* Task requirements
In the material below, list every line carrying the string "name".

* Records supplied
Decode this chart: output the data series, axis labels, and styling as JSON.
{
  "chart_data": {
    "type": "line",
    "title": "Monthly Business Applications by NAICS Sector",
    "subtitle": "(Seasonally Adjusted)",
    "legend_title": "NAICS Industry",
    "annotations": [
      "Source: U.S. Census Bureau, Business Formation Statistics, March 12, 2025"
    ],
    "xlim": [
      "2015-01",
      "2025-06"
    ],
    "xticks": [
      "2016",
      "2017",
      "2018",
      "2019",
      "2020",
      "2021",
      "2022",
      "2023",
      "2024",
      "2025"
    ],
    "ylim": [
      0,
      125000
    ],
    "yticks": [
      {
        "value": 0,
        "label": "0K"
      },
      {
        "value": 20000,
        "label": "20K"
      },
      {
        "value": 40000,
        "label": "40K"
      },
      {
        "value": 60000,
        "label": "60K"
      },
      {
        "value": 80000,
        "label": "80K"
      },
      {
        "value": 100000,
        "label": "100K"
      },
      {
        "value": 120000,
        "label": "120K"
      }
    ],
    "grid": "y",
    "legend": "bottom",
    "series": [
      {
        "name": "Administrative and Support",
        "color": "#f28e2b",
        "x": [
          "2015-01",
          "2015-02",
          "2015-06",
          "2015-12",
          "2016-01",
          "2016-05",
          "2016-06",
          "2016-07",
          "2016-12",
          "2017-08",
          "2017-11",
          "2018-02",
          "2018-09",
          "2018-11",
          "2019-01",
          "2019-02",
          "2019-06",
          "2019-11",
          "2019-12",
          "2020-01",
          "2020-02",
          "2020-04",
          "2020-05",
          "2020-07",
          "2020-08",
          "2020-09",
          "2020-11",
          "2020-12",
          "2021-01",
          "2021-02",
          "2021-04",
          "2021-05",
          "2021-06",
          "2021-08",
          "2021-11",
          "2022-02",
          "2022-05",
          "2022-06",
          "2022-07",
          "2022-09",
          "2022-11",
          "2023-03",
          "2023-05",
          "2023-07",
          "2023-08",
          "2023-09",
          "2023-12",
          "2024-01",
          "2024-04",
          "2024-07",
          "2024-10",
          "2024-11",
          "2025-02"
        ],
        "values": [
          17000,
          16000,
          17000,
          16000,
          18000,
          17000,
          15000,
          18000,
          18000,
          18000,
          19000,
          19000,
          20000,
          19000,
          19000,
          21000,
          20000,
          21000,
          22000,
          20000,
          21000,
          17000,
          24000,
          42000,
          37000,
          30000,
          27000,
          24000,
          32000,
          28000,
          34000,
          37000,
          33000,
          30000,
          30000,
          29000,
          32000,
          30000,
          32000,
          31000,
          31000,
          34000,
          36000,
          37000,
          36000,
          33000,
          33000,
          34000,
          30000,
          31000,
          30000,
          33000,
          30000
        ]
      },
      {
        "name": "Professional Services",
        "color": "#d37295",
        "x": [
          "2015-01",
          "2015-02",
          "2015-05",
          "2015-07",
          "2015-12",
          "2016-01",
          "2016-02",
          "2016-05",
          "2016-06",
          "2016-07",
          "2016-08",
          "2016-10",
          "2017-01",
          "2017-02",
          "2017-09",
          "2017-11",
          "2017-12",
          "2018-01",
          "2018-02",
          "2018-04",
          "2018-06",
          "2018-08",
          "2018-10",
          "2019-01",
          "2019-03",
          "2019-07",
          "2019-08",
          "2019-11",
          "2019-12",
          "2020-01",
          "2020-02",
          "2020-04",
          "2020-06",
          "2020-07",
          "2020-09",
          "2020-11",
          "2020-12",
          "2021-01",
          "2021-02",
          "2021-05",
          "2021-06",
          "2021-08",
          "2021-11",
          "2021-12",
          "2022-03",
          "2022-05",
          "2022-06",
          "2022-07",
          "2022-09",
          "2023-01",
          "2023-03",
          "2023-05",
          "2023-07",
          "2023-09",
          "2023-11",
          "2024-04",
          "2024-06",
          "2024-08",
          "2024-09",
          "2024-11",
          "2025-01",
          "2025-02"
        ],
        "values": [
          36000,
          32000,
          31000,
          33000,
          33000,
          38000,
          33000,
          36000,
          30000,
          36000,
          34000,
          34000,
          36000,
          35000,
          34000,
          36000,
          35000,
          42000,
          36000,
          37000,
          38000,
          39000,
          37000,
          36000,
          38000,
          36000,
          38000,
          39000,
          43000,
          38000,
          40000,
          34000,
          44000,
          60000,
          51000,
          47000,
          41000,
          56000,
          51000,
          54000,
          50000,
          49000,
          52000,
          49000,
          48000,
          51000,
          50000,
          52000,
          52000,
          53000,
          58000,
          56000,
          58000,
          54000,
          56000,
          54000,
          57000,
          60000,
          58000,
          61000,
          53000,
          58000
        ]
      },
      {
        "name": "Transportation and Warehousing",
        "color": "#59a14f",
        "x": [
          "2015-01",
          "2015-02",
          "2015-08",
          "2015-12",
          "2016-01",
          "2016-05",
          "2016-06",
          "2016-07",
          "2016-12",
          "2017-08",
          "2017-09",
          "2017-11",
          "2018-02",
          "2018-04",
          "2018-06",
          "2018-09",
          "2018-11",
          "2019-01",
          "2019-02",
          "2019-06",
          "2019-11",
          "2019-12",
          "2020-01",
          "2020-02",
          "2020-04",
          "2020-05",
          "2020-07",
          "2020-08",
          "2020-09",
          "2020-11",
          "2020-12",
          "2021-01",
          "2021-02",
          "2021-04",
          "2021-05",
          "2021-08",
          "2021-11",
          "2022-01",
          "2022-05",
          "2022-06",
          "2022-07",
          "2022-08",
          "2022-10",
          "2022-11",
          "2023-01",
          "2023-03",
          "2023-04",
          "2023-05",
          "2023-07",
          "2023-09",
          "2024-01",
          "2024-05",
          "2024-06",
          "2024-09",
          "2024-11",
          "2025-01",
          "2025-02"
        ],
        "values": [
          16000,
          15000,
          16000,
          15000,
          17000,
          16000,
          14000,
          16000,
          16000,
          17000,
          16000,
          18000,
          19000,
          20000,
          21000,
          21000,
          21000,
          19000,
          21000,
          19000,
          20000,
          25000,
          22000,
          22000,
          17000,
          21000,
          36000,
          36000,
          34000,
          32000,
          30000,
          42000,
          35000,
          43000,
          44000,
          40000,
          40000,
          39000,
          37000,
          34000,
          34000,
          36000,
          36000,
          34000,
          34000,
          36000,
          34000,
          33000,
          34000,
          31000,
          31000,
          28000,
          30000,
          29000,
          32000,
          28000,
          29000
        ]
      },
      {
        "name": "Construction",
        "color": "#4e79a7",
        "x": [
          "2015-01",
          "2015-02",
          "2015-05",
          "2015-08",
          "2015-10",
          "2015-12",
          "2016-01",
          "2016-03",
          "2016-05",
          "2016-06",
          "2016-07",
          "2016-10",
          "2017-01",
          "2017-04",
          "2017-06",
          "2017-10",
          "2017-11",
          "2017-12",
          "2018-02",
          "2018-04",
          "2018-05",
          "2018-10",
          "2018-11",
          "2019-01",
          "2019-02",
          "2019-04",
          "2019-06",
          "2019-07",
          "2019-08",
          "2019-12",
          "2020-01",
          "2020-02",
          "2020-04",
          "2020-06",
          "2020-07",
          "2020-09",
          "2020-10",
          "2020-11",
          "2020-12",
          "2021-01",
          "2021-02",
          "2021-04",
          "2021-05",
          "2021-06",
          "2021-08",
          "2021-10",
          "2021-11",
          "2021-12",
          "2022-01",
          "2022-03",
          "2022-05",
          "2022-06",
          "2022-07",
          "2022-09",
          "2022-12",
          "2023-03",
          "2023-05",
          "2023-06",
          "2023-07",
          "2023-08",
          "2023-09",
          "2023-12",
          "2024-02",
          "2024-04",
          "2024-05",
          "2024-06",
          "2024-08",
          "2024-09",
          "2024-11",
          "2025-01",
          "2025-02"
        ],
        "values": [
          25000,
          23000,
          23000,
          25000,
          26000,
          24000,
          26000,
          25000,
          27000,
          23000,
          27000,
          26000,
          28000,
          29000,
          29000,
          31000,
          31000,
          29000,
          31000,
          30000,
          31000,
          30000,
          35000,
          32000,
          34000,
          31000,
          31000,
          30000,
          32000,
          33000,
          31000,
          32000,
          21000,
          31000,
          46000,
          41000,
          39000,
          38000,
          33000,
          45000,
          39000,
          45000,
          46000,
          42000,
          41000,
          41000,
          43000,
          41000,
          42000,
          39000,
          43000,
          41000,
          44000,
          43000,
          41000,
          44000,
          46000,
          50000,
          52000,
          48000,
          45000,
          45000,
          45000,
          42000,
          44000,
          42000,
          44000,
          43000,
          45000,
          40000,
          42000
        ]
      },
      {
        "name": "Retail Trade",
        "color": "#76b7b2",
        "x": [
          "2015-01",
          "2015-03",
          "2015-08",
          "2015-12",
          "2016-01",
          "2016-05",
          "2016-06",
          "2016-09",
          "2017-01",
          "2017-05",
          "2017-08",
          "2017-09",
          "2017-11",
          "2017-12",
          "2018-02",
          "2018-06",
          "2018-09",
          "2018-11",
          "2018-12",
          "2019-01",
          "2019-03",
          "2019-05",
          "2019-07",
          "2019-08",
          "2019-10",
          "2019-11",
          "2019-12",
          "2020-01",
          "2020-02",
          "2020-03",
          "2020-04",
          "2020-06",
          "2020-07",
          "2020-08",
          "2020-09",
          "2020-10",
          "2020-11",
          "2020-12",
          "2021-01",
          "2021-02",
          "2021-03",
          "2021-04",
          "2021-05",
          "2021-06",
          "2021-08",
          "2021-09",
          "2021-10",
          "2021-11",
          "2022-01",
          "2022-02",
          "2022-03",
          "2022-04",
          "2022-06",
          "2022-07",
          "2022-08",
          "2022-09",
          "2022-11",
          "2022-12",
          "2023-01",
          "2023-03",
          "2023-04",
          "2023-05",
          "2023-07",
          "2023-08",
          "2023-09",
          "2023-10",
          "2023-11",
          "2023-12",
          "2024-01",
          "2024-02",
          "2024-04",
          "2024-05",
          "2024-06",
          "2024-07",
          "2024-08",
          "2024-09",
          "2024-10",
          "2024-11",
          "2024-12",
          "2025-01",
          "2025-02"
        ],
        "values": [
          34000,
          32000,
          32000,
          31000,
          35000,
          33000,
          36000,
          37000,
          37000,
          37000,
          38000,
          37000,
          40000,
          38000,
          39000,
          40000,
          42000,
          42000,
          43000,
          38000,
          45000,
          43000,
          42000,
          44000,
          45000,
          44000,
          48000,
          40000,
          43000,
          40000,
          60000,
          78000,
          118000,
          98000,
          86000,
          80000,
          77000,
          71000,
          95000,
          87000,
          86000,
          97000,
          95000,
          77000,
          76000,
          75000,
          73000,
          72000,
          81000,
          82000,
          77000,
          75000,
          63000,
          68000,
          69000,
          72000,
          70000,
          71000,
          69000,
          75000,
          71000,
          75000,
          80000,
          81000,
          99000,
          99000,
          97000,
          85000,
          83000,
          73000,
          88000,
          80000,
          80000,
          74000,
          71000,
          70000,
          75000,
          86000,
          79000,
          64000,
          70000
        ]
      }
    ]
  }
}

* Reply
        "name": "Administrative and Support",
        "name": "Professional Services",
        "name": "Transportation and Warehousing",
        "name": "Construction",
        "name": "Retail Trade",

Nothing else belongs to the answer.